> _SUPPLIED DATA_

************

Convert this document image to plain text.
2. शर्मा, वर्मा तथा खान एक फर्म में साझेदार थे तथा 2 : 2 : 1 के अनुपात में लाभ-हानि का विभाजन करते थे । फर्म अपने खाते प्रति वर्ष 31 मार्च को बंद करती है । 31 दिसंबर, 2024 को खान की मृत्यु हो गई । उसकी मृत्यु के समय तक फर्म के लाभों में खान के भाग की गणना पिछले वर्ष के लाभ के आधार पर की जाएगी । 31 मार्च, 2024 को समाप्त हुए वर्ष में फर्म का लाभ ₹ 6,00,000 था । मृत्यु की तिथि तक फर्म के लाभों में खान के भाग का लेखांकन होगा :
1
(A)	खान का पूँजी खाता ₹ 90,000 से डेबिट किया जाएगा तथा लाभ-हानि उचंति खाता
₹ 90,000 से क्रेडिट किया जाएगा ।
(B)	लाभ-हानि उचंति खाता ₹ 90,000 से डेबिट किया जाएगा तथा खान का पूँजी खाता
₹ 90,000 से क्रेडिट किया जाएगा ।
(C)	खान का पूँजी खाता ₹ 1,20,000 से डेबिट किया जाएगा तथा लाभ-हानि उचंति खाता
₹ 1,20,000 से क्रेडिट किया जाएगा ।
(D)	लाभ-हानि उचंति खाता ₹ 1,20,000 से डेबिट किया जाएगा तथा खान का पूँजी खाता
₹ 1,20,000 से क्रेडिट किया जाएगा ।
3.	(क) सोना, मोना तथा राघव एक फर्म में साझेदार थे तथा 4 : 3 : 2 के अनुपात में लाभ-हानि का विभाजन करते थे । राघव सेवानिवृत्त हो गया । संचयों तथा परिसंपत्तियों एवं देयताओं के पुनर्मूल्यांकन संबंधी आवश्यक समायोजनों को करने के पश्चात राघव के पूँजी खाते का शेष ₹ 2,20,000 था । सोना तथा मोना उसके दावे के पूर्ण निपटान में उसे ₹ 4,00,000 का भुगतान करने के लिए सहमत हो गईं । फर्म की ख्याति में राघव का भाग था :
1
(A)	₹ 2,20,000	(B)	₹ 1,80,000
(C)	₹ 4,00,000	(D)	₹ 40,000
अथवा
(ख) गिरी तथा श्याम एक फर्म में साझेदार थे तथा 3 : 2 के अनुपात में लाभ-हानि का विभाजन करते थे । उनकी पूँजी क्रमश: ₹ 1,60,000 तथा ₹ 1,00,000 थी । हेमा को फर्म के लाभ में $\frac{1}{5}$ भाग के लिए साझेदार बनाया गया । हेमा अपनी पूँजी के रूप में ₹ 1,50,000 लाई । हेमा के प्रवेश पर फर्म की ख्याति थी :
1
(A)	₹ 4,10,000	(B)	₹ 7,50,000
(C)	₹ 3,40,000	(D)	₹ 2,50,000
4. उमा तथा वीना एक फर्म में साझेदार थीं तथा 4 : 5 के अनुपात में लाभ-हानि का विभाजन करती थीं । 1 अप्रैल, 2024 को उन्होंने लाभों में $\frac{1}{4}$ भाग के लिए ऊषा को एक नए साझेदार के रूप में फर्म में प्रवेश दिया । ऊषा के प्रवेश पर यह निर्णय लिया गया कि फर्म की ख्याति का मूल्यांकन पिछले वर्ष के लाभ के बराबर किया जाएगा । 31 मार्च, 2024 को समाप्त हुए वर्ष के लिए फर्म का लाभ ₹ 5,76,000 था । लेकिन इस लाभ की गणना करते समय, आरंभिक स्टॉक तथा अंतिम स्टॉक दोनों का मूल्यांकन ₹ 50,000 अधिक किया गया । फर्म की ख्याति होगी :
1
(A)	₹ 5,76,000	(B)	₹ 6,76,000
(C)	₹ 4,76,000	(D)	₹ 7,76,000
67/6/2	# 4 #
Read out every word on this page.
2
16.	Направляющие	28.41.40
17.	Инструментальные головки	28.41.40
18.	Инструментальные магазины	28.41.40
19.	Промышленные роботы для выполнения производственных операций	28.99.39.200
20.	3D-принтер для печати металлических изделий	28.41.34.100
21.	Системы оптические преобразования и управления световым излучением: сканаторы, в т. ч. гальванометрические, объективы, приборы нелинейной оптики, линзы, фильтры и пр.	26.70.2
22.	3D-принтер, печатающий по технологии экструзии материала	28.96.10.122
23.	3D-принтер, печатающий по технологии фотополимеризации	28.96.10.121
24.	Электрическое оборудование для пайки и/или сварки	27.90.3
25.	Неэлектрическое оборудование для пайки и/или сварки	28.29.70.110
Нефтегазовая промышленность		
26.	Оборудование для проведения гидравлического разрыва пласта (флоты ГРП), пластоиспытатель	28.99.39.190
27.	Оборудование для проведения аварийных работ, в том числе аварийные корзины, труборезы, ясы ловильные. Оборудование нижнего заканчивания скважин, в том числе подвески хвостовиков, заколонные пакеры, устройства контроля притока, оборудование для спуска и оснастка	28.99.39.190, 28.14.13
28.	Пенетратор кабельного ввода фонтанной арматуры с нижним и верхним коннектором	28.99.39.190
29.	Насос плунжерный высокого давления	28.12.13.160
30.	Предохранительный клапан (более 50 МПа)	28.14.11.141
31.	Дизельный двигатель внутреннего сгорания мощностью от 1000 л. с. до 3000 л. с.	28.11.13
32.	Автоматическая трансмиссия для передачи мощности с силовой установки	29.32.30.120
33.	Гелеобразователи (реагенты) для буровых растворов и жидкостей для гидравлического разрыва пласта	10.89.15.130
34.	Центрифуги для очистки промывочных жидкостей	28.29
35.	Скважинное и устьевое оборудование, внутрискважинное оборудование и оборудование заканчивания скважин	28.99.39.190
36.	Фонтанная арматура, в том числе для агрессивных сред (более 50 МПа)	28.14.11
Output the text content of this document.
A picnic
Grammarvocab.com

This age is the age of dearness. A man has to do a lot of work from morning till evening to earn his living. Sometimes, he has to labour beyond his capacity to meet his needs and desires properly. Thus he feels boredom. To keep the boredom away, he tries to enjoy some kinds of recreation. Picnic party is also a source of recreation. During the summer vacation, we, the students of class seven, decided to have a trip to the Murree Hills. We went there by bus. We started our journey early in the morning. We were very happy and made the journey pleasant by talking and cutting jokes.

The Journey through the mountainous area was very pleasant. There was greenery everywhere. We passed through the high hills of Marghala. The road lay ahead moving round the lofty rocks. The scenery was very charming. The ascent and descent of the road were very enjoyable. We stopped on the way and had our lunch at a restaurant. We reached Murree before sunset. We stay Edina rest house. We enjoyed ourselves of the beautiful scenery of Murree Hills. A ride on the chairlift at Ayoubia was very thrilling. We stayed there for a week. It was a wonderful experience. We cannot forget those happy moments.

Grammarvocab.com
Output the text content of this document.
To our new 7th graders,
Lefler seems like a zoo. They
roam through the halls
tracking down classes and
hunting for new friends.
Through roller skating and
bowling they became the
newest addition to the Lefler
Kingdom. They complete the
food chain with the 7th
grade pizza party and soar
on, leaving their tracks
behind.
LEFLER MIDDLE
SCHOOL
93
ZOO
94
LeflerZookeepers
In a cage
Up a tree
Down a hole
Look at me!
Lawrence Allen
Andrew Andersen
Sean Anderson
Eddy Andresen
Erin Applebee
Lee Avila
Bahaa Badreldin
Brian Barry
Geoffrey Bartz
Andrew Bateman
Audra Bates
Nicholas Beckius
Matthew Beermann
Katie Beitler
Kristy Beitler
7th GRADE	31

************

> _WHAT IS REQUIRED_
Show all lines from the data above in which the word "жидкостей" appears.

> _ANSWER BELOW_
33.	Гелеобразователи (реагенты) для буровых растворов и жидкостей для гидравлического разрыва пласта	10.89.15.130
34.	Центрифуги для очистки промывочных жидкостей	28.29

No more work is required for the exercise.